_TEXT TO READ_
┄┄┄┄┄┄

The Association of Information Technology Professionals (AITP) is a professional association that focuses on information technology education for business professionals. The group is a non-profit US-oriented group, but its activities are performed by 62 local chapters organized on a geographic basis, and 286 student chapters at college and universities.

History
The group was first organized in Chicago, United States, in 1949, as the National Machine Accountants Association (NMAA). The State of Illinois granted the NMAA a charter on December 26, 1951. It soon had over 20 chapters. Harvey W. Protzel, systems manager for Protzel's Company, was elected the first International President at the 1952 First Annual Convention in Minneapolis. In 1962, it adopted the more inclusive name, Data Processing Management Association (DPMA), and in 1996, the present name.

┄┄┄┄┄┄

_DATASET EXCERPTS_
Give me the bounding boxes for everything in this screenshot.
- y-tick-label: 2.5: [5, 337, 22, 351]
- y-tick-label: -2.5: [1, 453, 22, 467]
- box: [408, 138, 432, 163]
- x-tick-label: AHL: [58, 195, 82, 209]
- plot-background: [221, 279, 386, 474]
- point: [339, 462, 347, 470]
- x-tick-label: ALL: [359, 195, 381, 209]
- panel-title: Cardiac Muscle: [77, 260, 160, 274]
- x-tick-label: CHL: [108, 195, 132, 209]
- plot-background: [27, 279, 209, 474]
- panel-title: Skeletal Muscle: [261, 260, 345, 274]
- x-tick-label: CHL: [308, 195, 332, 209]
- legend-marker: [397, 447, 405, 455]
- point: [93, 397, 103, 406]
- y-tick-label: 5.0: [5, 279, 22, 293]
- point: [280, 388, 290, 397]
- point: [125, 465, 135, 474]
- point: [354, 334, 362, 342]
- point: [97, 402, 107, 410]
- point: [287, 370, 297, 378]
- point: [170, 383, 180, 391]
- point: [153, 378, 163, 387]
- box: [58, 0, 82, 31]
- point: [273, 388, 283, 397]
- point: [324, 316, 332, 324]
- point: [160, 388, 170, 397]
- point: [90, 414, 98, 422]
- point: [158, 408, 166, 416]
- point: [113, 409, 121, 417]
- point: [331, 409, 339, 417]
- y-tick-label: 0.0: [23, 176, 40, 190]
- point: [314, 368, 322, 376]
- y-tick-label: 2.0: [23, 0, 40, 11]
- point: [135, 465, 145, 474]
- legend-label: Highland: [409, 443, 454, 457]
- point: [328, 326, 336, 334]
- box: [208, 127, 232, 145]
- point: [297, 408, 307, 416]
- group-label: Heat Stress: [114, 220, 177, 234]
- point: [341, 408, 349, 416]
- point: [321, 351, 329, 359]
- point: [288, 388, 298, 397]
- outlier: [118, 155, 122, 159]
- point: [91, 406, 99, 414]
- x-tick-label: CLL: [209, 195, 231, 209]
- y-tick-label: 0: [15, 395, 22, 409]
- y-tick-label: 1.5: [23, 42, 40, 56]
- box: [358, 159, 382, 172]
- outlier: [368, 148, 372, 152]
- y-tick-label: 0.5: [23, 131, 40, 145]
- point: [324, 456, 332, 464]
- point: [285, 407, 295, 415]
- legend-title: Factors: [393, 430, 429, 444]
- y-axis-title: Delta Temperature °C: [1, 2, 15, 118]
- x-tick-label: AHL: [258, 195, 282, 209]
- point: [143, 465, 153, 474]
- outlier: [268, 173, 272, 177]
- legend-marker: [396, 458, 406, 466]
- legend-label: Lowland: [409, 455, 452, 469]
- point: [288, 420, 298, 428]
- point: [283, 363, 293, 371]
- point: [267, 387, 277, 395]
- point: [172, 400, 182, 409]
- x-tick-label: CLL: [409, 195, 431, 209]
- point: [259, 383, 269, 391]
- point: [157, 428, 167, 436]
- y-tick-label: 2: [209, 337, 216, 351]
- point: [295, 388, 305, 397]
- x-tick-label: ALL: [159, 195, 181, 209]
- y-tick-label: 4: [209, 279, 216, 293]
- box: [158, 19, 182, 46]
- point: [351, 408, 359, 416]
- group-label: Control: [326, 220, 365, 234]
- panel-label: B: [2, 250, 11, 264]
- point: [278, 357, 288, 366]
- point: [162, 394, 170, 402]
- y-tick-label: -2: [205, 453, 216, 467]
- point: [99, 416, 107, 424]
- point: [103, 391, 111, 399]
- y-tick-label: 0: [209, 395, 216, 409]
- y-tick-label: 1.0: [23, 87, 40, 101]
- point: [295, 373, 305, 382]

┄┄┄┄┄┄

_GOAL OF THE EXERCISE_
Reproduce the AITP text word for word between "The Association of" and "the present name.", inclusive.

_RESPONSE_
The Association of Information Technology Professionals (AITP) is a professional association that focuses on information technology education for business professionals. The group is a non-profit US-oriented group, but its activities are performed by 62 local chapters organized on a geographic basis, and 286 student chapters at college and universities.

History
The group was first organized in Chicago, United States, in 1949, as the National Machine Accountants Association (NMAA). The State of Illinois granted the NMAA a charter on December 26, 1951. It soon had over 20 chapters. Harvey W. Protzel, systems manager for Protzel's Company, was elected the first International President at the 1952 First Annual Convention in Minneapolis. In 1962, it adopted the more inclusive name, Data Processing Management Association (DPMA), and in 1996, the present name.